> **SOURCE**
# thoughts or experiences with flemish giants or FG crosses for meat?



## ohiogoatgirl (Mar 14, 2012)

any thoughts or experiences would be welcome. i am workin on gettin some meat breeds and was thinkin a FG or FG cross would be good. from what i see of their sizes on youtube videos compared to what i am seeing of my dutch kits they seem to be fairly good growth.
maybe a half FG-half NZ or cali? or a 1/4 FG? for the meatier build and larger litters (from the little i have been able to find on them).
thanks!


----------



## hemet dennis (Mar 14, 2012)

Flemish giants are to big boned to be good meat rabbits.


----------



## PinkFox (Mar 15, 2012)

flemish are big, but there anything but "meaty" all bone!
a flemish mix could work, (giant chins come to mind) or mixing in cali or newzealand, but then the question becomes Why? adding size just to add size without realy addimg meat seems silly to me and thats pretty much what ading FG would do...(great if your looking to get a bigger hide for tanning though!)

if you want good sized litters with great growth and nice meat to bone, id stick to new zealand, cali or a slightly smaller but still greatmeat bred florida whites...
if you want somehting a little more unuusal, chins, rex (standard not mini), champagne d'Argents ect

i personally decided to go with rex, i love the breed, they do make a nice meaty (though not as large or fast growing as the common meat breeds) and their fur is to die for (and i will be using the pelts so that played a part) there a good all around breed for me, i cna hopefully sell pet (and i would love to start showing too) and any that dont sell pet will make good fur/stew rabbits (prime pelt is older so they wontly make great fryers if i want good fur too)

> **PROVIDED ENTRIES**

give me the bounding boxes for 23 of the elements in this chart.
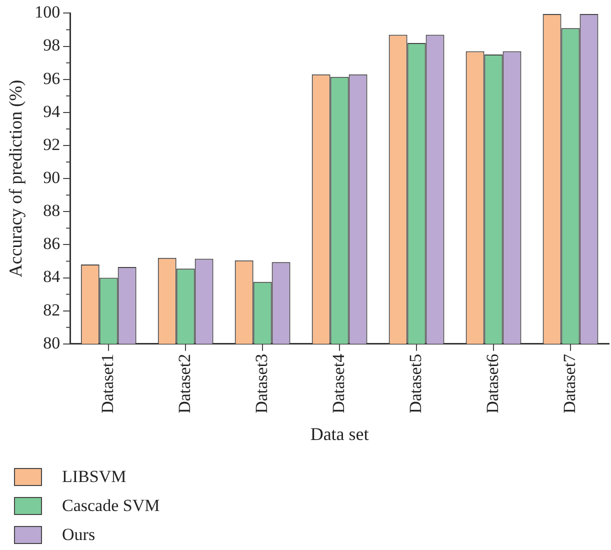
---
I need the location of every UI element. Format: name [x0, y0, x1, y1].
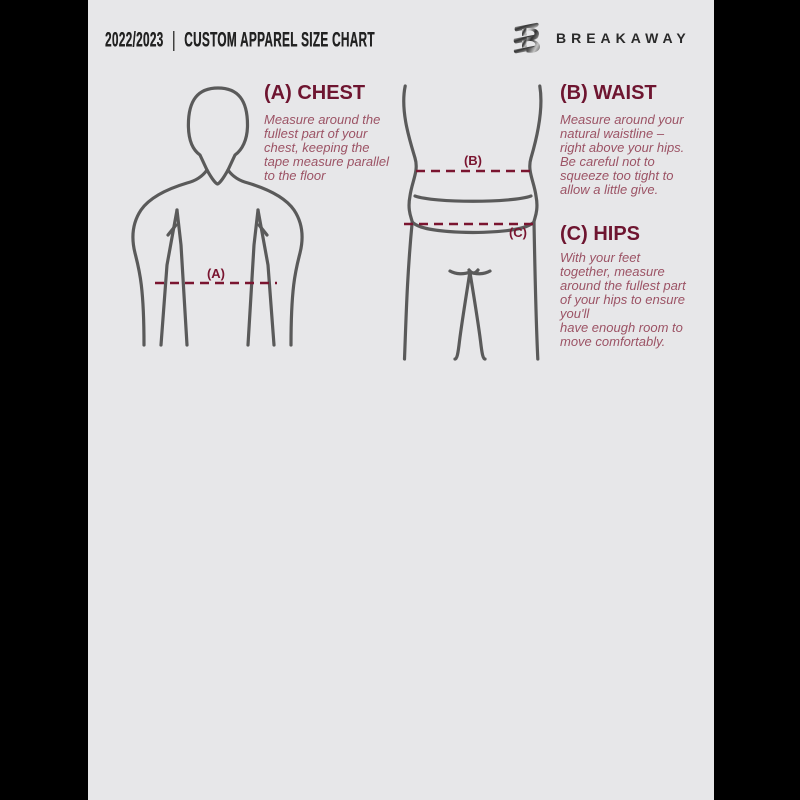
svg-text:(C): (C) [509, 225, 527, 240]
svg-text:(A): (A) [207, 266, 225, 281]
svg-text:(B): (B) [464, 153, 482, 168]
==
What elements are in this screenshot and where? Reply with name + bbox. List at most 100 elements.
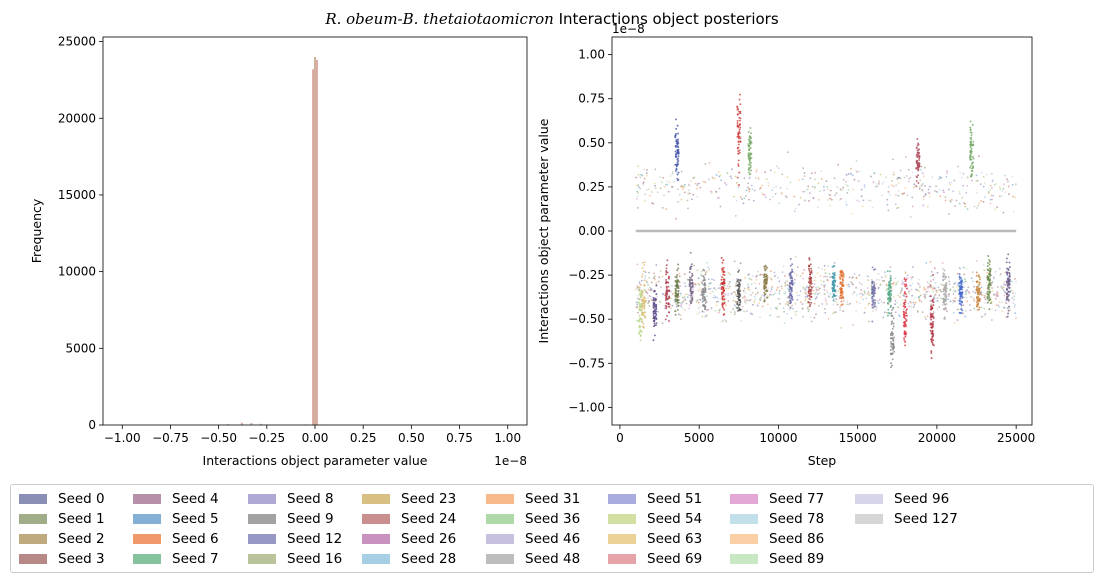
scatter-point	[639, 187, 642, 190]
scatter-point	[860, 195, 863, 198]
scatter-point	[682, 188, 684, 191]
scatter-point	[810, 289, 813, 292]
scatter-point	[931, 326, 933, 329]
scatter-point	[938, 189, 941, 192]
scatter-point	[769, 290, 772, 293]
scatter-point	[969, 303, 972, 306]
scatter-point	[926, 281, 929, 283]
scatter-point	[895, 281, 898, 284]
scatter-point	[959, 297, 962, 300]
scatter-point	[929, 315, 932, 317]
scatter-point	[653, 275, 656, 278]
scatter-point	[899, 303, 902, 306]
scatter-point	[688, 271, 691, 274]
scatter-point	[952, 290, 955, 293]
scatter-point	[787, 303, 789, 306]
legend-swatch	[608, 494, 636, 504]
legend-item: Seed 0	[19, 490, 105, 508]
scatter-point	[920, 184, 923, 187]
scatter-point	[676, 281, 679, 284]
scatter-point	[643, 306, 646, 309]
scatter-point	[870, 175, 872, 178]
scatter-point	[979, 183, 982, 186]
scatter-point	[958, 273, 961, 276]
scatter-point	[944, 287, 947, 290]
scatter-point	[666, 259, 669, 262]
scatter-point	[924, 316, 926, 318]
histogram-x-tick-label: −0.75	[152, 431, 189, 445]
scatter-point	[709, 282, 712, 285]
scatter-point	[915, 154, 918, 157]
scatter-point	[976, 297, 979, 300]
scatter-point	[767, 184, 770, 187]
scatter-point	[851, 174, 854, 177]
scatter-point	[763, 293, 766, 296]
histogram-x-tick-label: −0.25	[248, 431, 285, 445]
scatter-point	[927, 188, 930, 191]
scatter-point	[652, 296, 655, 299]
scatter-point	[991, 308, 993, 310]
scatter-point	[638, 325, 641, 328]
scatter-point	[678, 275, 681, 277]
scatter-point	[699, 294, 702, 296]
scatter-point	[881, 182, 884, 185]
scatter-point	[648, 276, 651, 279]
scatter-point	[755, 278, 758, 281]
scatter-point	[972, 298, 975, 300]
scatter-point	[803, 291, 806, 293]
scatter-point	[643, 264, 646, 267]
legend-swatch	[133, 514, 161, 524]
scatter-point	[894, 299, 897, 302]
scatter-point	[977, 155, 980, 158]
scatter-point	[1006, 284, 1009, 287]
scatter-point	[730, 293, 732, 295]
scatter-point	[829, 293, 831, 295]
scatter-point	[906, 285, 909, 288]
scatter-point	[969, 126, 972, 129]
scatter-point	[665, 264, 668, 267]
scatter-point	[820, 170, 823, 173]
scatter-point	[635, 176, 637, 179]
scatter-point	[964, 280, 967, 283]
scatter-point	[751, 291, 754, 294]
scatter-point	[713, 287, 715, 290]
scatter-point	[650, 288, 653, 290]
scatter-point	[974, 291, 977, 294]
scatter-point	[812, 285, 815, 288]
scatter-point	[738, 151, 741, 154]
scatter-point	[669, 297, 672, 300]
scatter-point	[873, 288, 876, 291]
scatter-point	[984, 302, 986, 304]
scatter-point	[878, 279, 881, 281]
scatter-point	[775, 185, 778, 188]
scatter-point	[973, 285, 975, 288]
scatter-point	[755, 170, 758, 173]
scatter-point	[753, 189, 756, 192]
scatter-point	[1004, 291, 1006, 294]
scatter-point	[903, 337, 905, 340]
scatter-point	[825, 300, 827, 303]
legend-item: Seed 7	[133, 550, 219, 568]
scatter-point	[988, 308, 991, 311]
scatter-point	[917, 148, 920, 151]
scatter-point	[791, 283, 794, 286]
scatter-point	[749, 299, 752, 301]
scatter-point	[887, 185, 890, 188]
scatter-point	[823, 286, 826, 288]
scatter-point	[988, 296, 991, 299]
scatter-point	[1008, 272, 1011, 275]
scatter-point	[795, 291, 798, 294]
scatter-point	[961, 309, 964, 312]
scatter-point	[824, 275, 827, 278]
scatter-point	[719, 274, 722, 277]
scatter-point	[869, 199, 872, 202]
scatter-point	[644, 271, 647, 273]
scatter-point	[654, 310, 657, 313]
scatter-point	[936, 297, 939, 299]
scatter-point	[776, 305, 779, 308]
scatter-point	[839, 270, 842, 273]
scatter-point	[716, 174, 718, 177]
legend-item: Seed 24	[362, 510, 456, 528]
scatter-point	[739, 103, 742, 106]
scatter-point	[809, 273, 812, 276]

> **WHAT IS ASKED**
**a.** In the rows, could you recast the lines starting at the one containing "I need the location" and ending at the one containing "svg-text:(B): (B) [464, 153, 482, 168]" as a numbered list, with blank lines and pictures left out?
**b.** Can you continue the forum thread on raising Flemish giants for meat from the point where it stops?

> **ANSWERS PER TASK**
**a.**
1. I need the location of every UI element. Format: name [x0, y0, x1, y1].
2. svg-text:(C): (C) [509, 225, 527, 240]
3. svg-text:(A): (A) [207, 266, 225, 281]
4. svg-text:(B): (B) [464, 153, 482, 168]

**b.**
however the origional plan was also more for rabbit meat for my dogs, so stewing rabbits would be fine meat for them...now ive decided i want to put some meat away for me too im thinking of adding a couple of Newzealand does to try and get some faster growth for some nice fryers.


----------



## brentr (Mar 15, 2012)

Most folks would express the same thoughts as Pink Fox - FG are not ideal meat breed.  And I agree for the most part.

However, I have a doe who is NZW x Giant Chin (when I bought her mother the seller offered to breed her for no charge.  Only buck she had was Giant Chin).  She is a bigger rabbit, but I just LOVE the litters she throws!  I breed her to a NZW buck and the resulting 3/4 NZ 1/4 Giant Chin offspring are great meat fryers.  I don't have any scientific data, but in comparing her litters to pure NZ litters, the kits are born a little bigger, gain weight faster, and butcher earlier.  I have this same doe bred to a Cali buck, so it will be interesting to see how her next litter goes.

So while I wouldn't have a giant breed purely for meat, my personal experience has been having a little giant breed in the family tree is OK.  Again, no scientific data, and the difference is not so great that I'm going to purposely try to keep the giant breed bloodline.  NZ and Cali are great all on their own for meat.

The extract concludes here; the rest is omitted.